# WHAT TO DO
Your task is to retype each line of the data below exactly.

# DATA EXTRACT

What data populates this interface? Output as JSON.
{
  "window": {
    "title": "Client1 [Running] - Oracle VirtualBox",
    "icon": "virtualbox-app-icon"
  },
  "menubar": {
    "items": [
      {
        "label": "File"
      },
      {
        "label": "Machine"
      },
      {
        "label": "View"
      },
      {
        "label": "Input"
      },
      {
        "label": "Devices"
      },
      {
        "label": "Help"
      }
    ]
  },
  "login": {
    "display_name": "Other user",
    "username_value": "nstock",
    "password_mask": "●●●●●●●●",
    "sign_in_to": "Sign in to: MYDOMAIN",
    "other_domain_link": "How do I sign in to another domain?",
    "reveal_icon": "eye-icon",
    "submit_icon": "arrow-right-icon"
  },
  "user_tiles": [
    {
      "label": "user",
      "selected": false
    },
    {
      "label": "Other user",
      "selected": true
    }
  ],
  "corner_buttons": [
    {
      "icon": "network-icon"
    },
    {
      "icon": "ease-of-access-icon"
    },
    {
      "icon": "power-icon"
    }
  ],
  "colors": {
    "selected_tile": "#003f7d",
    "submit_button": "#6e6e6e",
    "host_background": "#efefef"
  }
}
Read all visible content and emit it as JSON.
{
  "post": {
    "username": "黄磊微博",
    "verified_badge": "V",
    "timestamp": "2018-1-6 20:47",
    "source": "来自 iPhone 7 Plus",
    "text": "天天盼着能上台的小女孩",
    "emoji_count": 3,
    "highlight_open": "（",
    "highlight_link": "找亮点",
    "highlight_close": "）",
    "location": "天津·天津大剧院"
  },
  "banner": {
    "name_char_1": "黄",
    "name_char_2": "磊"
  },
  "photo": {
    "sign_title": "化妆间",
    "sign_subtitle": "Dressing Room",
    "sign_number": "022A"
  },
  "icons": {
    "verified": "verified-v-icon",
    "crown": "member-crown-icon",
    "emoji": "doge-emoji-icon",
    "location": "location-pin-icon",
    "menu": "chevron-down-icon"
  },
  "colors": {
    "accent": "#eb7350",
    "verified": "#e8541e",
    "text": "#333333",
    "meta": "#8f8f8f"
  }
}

# SOLVED PROBLEM
What data populates this interface? Output as JSON.
{
  "window": {
    "title": "Client1 [Running] - Oracle VirtualBox",
    "icon": "virtualbox-app-icon"
  },
  "menubar": {
    "items": [
      {
        "label": "File"
      },
      {
        "label": "Machine"
      },
      {
        "label": "View"
      },
      {
        "label": "Input"
      },
      {
        "label": "Devices"
      },
      {
        "label": "Help"
      }
    ]
  },
  "login": {
    "display_name": "Other user",
    "username_value": "nstock",
    "password_mask": "●●●●●●●●",
    "sign_in_to": "Sign in to: MYDOMAIN",
    "other_domain_link": "How do I sign in to another domain?",
    "reveal_icon": "eye-icon",
    "submit_icon": "arrow-right-icon"
  },
  "user_tiles": [
    {
      "label": "user",
      "selected": false
    },
    {
      "label": "Other user",
      "selected": true
    }
  ],
  "corner_buttons": [
    {
      "icon": "network-icon"
    },
    {
      "icon": "ease-of-access-icon"
    },
    {
      "icon": "power-icon"
    }
  ],
  "colors": {
    "selected_tile": "#003f7d",
    "submit_button": "#6e6e6e",
    "host_background": "#efefef"
  }
}
Read all visible content and emit it as JSON.
{
  "post": {
    "username": "黄磊微博",
    "verified_badge": "V",
    "timestamp": "2018-1-6 20:47",
    "source": "来自 iPhone 7 Plus",
    "text": "天天盼着能上台的小女孩",
    "emoji_count": 3,
    "highlight_open": "（",
    "highlight_link": "找亮点",
    "highlight_close": "）",
    "location": "天津·天津大剧院"
  },
  "banner": {
    "name_char_1": "黄",
    "name_char_2": "磊"
  },
  "photo": {
    "sign_title": "化妆间",
    "sign_subtitle": "Dressing Room",
    "sign_number": "022A"
  },
  "icons": {
    "verified": "verified-v-icon",
    "crown": "member-crown-icon",
    "emoji": "doge-emoji-icon",
    "location": "location-pin-icon",
    "menu": "chevron-down-icon"
  },
  "colors": {
    "accent": "#eb7350",
    "verified": "#e8541e",
    "text": "#333333",
    "meta": "#8f8f8f"
  }
}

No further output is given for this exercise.